• _To be done_: In the material below, find all lines with the string "même" and copy them.

• _Supplied data_:
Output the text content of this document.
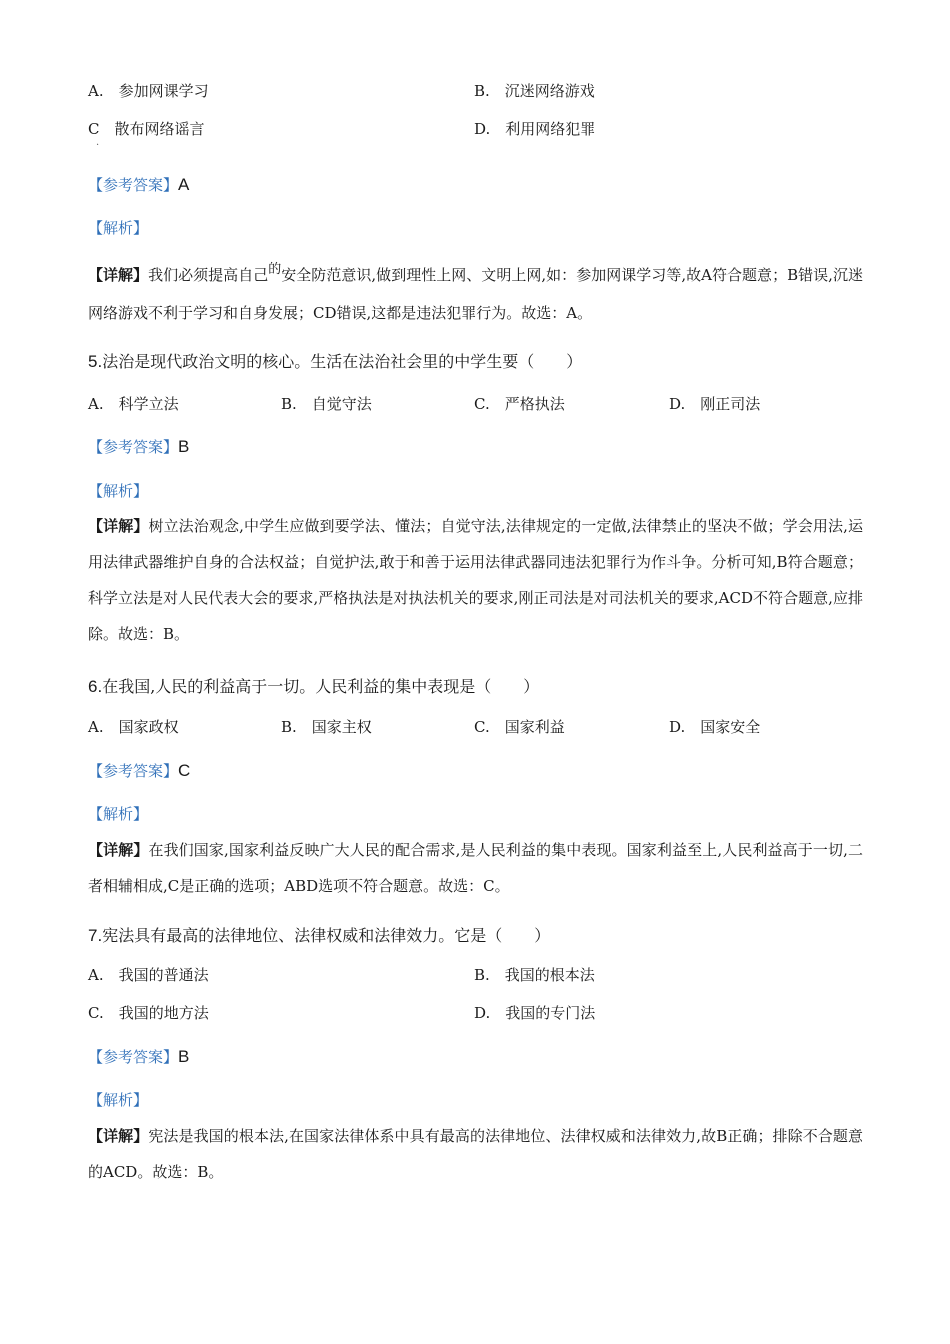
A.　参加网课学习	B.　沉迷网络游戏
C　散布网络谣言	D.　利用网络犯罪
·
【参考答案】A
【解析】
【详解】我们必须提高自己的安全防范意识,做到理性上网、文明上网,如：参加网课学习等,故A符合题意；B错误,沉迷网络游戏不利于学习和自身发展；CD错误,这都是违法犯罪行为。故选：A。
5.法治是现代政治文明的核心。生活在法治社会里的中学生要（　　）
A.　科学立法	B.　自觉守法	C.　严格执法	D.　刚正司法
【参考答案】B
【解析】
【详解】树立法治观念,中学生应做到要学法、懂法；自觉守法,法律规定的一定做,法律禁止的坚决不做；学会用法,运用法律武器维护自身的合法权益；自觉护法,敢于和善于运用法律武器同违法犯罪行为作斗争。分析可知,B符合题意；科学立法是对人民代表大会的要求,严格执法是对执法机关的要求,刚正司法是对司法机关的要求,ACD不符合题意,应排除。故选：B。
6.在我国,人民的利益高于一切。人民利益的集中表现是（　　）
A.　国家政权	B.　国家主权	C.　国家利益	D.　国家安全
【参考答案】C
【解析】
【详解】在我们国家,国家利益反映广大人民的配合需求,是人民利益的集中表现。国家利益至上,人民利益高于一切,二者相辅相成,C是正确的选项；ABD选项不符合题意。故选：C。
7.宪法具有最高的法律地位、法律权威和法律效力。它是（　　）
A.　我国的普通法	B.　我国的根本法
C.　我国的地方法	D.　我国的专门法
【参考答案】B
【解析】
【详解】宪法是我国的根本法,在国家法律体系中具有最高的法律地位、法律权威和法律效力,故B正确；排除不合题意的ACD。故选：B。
--
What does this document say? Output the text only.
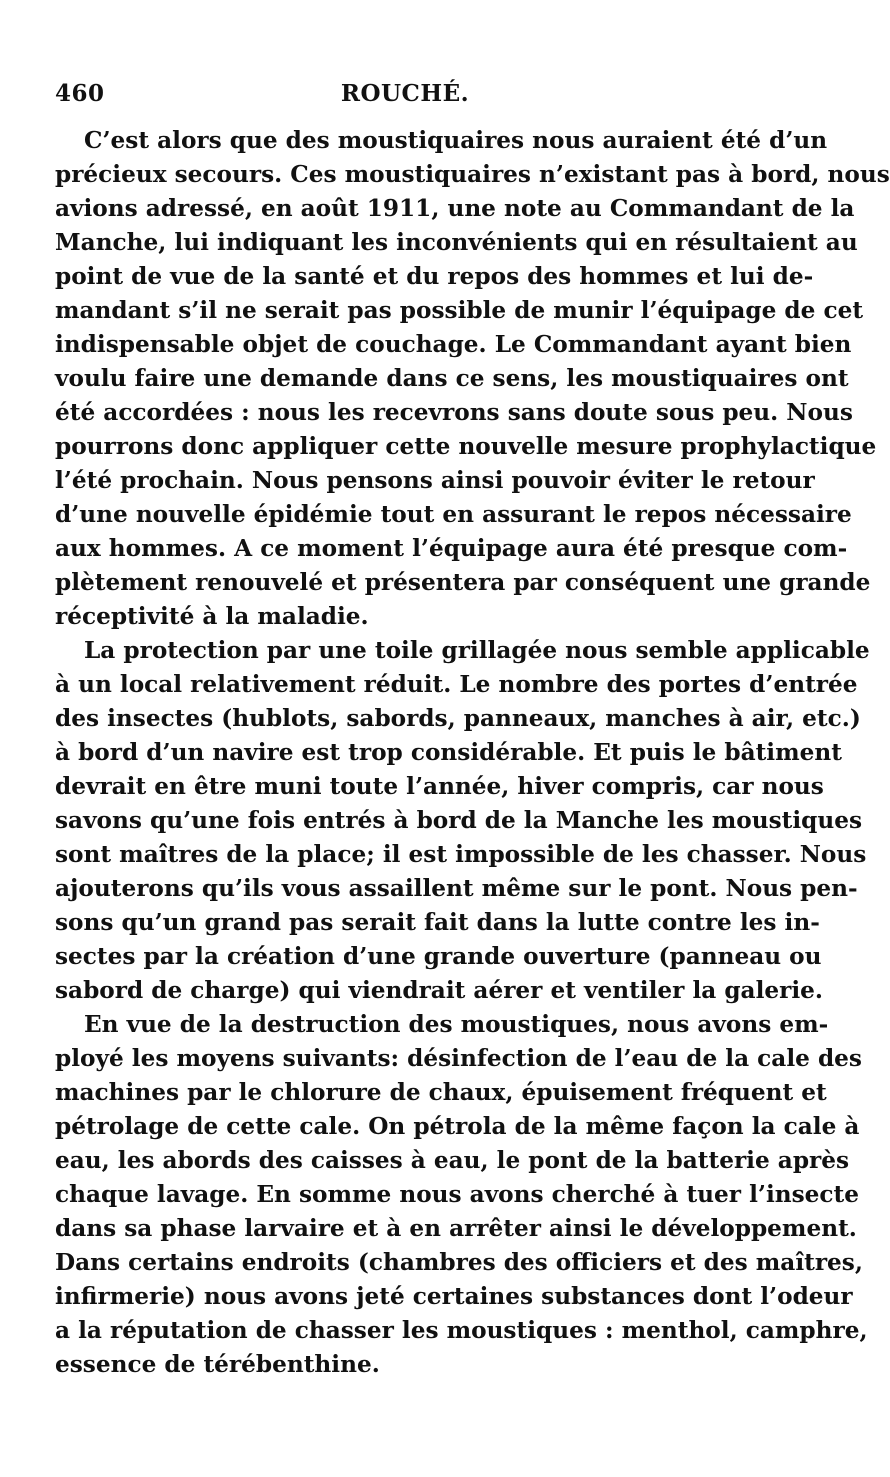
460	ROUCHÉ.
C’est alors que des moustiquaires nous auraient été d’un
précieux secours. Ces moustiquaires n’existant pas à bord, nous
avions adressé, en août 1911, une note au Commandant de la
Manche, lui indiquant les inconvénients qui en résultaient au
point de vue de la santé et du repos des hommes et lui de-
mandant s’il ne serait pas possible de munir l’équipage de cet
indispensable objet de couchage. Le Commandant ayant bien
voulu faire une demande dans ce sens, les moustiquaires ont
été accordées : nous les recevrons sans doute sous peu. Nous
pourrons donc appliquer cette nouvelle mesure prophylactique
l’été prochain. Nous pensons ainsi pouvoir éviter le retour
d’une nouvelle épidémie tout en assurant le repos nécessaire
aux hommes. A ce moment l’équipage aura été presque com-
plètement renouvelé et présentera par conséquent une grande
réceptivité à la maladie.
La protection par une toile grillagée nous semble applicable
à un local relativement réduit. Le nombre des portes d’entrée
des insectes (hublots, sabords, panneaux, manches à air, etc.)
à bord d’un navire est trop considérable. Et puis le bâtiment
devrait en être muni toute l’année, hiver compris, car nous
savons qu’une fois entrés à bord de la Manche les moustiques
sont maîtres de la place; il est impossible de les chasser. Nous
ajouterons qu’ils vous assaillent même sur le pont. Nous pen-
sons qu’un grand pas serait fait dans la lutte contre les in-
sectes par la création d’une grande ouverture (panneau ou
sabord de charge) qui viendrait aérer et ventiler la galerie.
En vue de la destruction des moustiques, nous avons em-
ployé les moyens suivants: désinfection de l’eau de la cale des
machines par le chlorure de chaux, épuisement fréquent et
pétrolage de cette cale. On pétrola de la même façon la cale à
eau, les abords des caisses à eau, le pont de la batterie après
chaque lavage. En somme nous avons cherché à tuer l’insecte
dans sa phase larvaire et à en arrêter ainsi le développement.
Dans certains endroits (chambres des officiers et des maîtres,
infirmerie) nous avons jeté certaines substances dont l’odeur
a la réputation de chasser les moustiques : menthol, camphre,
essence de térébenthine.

• _Task answer_:
ajouterons qu’ils vous assaillent même sur le pont. Nous pen-
pétrolage de cette cale. On pétrola de la même façon la cale à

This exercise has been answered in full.